--- SET PROBLEM ---
Please write the listing below out again exactly, leaving every picture behind.

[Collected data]
________________________

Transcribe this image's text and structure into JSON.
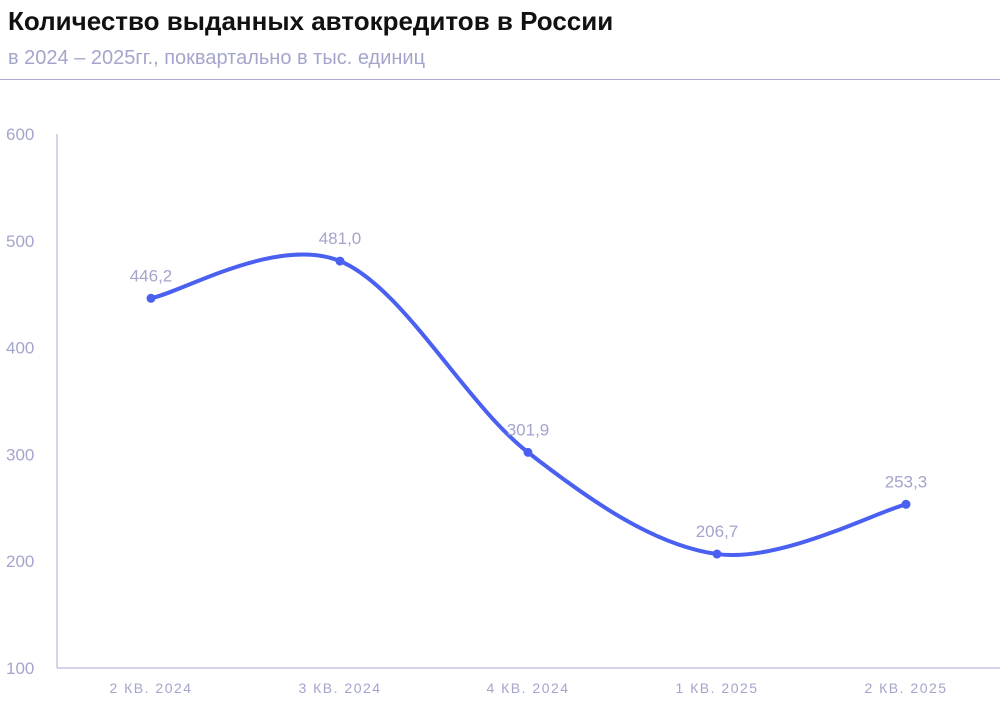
{
  "title": "Количество выданных автокредитов в России",
  "subtitle": "в 2024 – 2025гг., поквартально в тыс. единиц",
  "colors": {
    "line": "#4a60f0",
    "axis": "#a9abd3",
    "tick_text": "#a3a5cc",
    "title": "#111111"
  },
  "chart_data": {
    "type": "line",
    "title": "Количество выданных автокредитов в России",
    "subtitle": "в 2024 – 2025гг., поквартально в тыс. единиц",
    "categories": [
      "2 КВ. 2024",
      "3 КВ. 2024",
      "4 КВ. 2024",
      "1 КВ. 2025",
      "2 КВ. 2025"
    ],
    "values": [
      446.2,
      481.0,
      301.9,
      206.7,
      253.3
    ],
    "value_labels": [
      "446,2",
      "481,0",
      "301,9",
      "206,7",
      "253,3"
    ],
    "y_ticks": [
      "600",
      "500",
      "400",
      "300",
      "200",
      "100"
    ],
    "y_tick_values": [
      600,
      500,
      400,
      300,
      200,
      100
    ],
    "ylim": [
      100,
      600
    ],
    "grid": false,
    "smooth": true,
    "xlabel": "",
    "ylabel": ""
  }
}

________________________

--- WRITTEN RESPONSE ---
Transcribe this image's text and structure into JSON.
{
  "title": "Количество выданных автокредитов в России",
  "subtitle": "в 2024 – 2025гг., поквартально в тыс. единиц",
  "colors": {
    "line": "#4a60f0",
    "axis": "#a9abd3",
    "tick_text": "#a3a5cc",
    "title": "#111111"
  },
  "chart_data": {
    "type": "line",
    "title": "Количество выданных автокредитов в России",
    "subtitle": "в 2024 – 2025гг., поквартально в тыс. единиц",
    "categories": [
      "2 КВ. 2024",
      "3 КВ. 2024",
      "4 КВ. 2024",
      "1 КВ. 2025",
      "2 КВ. 2025"
    ],
    "values": [
      446.2,
      481.0,
      301.9,
      206.7,
      253.3
    ],
    "value_labels": [
      "446,2",
      "481,0",
      "301,9",
      "206,7",
      "253,3"
    ],
    "y_ticks": [
      "600",
      "500",
      "400",
      "300",
      "200",
      "100"
    ],
    "y_tick_values": [
      600,
      500,
      400,
      300,
      200,
      100
    ],
    "ylim": [
      100,
      600
    ],
    "grid": false,
    "smooth": true,
    "xlabel": "",
    "ylabel": ""
  }
}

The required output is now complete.